● Brief
Repeat the listing in full, word for word.

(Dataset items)
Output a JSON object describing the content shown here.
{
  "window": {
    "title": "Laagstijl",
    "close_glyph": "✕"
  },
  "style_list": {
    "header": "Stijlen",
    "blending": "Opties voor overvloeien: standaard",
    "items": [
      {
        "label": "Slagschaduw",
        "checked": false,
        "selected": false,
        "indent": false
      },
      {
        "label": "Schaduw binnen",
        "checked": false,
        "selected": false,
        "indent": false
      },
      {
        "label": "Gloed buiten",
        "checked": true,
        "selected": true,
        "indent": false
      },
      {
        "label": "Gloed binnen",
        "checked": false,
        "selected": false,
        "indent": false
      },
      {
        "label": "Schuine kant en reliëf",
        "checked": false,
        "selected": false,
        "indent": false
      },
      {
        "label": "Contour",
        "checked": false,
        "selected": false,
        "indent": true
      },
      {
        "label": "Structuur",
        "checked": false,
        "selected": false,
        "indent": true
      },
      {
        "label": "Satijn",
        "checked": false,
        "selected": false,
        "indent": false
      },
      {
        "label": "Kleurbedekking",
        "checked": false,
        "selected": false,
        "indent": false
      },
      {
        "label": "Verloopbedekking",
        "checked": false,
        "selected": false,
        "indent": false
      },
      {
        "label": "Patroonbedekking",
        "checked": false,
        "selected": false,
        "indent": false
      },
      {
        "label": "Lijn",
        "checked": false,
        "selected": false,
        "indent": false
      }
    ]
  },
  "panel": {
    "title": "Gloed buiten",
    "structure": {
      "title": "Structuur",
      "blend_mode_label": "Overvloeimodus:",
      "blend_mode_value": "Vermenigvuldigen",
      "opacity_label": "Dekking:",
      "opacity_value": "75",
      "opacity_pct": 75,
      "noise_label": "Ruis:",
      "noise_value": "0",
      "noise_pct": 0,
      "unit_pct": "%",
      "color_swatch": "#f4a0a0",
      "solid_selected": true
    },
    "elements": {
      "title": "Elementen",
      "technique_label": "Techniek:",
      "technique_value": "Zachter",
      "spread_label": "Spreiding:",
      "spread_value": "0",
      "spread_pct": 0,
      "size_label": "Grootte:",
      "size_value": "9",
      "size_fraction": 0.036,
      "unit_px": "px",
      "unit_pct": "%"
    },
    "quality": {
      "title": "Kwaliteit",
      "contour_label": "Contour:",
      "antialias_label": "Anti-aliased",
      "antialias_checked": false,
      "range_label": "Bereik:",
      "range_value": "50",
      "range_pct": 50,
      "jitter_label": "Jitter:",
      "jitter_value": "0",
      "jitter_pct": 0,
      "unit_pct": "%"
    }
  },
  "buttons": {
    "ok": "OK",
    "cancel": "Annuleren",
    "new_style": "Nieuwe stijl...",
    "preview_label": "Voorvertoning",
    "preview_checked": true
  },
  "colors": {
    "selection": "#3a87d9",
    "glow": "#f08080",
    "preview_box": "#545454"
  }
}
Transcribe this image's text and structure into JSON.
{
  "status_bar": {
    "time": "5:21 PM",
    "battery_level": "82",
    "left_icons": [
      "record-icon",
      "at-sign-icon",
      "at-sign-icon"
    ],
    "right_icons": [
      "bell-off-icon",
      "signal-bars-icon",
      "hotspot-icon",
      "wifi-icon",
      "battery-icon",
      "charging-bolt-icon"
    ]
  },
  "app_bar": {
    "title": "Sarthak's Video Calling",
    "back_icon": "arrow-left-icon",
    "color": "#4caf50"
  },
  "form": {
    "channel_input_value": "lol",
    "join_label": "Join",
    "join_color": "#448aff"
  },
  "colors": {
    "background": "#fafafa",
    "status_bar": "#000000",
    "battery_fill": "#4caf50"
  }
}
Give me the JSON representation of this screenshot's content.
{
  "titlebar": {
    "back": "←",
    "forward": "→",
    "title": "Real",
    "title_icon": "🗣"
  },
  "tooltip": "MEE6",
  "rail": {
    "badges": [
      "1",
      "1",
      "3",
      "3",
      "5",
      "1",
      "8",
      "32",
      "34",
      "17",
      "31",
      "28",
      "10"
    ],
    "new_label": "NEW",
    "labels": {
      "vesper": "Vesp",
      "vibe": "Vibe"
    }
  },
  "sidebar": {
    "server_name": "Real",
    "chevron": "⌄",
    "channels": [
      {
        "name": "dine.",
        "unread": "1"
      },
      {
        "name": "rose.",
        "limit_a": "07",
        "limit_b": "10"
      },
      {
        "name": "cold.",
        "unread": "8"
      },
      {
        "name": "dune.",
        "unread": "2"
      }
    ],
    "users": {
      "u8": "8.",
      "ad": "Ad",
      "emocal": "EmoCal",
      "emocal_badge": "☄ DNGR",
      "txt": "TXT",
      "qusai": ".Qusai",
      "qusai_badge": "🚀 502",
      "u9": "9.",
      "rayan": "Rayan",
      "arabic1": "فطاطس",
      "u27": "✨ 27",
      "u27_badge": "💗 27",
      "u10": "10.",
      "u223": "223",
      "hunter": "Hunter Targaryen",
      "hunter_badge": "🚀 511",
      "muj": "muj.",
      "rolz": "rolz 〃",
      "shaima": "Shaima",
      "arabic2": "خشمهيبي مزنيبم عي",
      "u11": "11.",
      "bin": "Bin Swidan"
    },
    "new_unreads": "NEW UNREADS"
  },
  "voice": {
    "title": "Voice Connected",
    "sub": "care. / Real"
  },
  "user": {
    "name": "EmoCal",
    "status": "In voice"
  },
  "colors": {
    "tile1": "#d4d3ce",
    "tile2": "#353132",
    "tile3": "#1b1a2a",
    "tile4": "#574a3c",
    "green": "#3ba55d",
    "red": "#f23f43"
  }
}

● Solution to this task
Output a JSON object describing the content shown here.
{
  "window": {
    "title": "Laagstijl",
    "close_glyph": "✕"
  },
  "style_list": {
    "header": "Stijlen",
    "blending": "Opties voor overvloeien: standaard",
    "items": [
      {
        "label": "Slagschaduw",
        "checked": false,
        "selected": false,
        "indent": false
      },
      {
        "label": "Schaduw binnen",
        "checked": false,
        "selected": false,
        "indent": false
      },
      {
        "label": "Gloed buiten",
        "checked": true,
        "selected": true,
        "indent": false
      },
      {
        "label": "Gloed binnen",
        "checked": false,
        "selected": false,
        "indent": false
      },
      {
        "label": "Schuine kant en reliëf",
        "checked": false,
        "selected": false,
        "indent": false
      },
      {
        "label": "Contour",
        "checked": false,
        "selected": false,
        "indent": true
      },
      {
        "label": "Structuur",
        "checked": false,
        "selected": false,
        "indent": true
      },
      {
        "label": "Satijn",
        "checked": false,
        "selected": false,
        "indent": false
      },
      {
        "label": "Kleurbedekking",
        "checked": false,
        "selected": false,
        "indent": false
      },
      {
        "label": "Verloopbedekking",
        "checked": false,
        "selected": false,
        "indent": false
      },
      {
        "label": "Patroonbedekking",
        "checked": false,
        "selected": false,
        "indent": false
      },
      {
        "label": "Lijn",
        "checked": false,
        "selected": false,
        "indent": false
      }
    ]
  },
  "panel": {
    "title": "Gloed buiten",
    "structure": {
      "title": "Structuur",
      "blend_mode_label": "Overvloeimodus:",
      "blend_mode_value": "Vermenigvuldigen",
      "opacity_label": "Dekking:",
      "opacity_value": "75",
      "opacity_pct": 75,
      "noise_label": "Ruis:",
      "noise_value": "0",
      "noise_pct": 0,
      "unit_pct": "%",
      "color_swatch": "#f4a0a0",
      "solid_selected": true
    },
    "elements": {
      "title": "Elementen",
      "technique_label": "Techniek:",
      "technique_value": "Zachter",
      "spread_label": "Spreiding:",
      "spread_value": "0",
      "spread_pct": 0,
      "size_label": "Grootte:",
      "size_value": "9",
      "size_fraction": 0.036,
      "unit_px": "px",
      "unit_pct": "%"
    },
    "quality": {
      "title": "Kwaliteit",
      "contour_label": "Contour:",
      "antialias_label": "Anti-aliased",
      "antialias_checked": false,
      "range_label": "Bereik:",
      "range_value": "50",
      "range_pct": 50,
      "jitter_label": "Jitter:",
      "jitter_value": "0",
      "jitter_pct": 0,
      "unit_pct": "%"
    }
  },
  "buttons": {
    "ok": "OK",
    "cancel": "Annuleren",
    "new_style": "Nieuwe stijl...",
    "preview_label": "Voorvertoning",
    "preview_checked": true
  },
  "colors": {
    "selection": "#3a87d9",
    "glow": "#f08080",
    "preview_box": "#545454"
  }
}
Transcribe this image's text and structure into JSON.
{
  "status_bar": {
    "time": "5:21 PM",
    "battery_level": "82",
    "left_icons": [
      "record-icon",
      "at-sign-icon",
      "at-sign-icon"
    ],
    "right_icons": [
      "bell-off-icon",
      "signal-bars-icon",
      "hotspot-icon",
      "wifi-icon",
      "battery-icon",
      "charging-bolt-icon"
    ]
  },
  "app_bar": {
    "title": "Sarthak's Video Calling",
    "back_icon": "arrow-left-icon",
    "color": "#4caf50"
  },
  "form": {
    "channel_input_value": "lol",
    "join_label": "Join",
    "join_color": "#448aff"
  },
  "colors": {
    "background": "#fafafa",
    "status_bar": "#000000",
    "battery_fill": "#4caf50"
  }
}
Give me the JSON representation of this screenshot's content.
{
  "titlebar": {
    "back": "←",
    "forward": "→",
    "title": "Real",
    "title_icon": "🗣"
  },
  "tooltip": "MEE6",
  "rail": {
    "badges": [
      "1",
      "1",
      "3",
      "3",
      "5",
      "1",
      "8",
      "32",
      "34",
      "17",
      "31",
      "28",
      "10"
    ],
    "new_label": "NEW",
    "labels": {
      "vesper": "Vesp",
      "vibe": "Vibe"
    }
  },
  "sidebar": {
    "server_name": "Real",
    "chevron": "⌄",
    "channels": [
      {
        "name": "dine.",
        "unread": "1"
      },
      {
        "name": "rose.",
        "limit_a": "07",
        "limit_b": "10"
      },
      {
        "name": "cold.",
        "unread": "8"
      },
      {
        "name": "dune.",
        "unread": "2"
      }
    ],
    "users": {
      "u8": "8.",
      "ad": "Ad",
      "emocal": "EmoCal",
      "emocal_badge": "☄ DNGR",
      "txt": "TXT",
      "qusai": ".Qusai",
      "qusai_badge": "🚀 502",
      "u9": "9.",
      "rayan": "Rayan",
      "arabic1": "فطاطس",
      "u27": "✨ 27",
      "u27_badge": "💗 27",
      "u10": "10.",
      "u223": "223",
      "hunter": "Hunter Targaryen",
      "hunter_badge": "🚀 511",
      "muj": "muj.",
      "rolz": "rolz 〃",
      "shaima": "Shaima",
      "arabic2": "خشمهيبي مزنيبم عي",
      "u11": "11.",
      "bin": "Bin Swidan"
    },
    "new_unreads": "NEW UNREADS"
  },
  "voice": {
    "title": "Voice Connected",
    "sub": "care. / Real"
  },
  "user": {
    "name": "EmoCal",
    "status": "In voice"
  },
  "colors": {
    "tile1": "#d4d3ce",
    "tile2": "#353132",
    "tile3": "#1b1a2a",
    "tile4": "#574a3c",
    "green": "#3ba55d",
    "red": "#f23f43"
  }
}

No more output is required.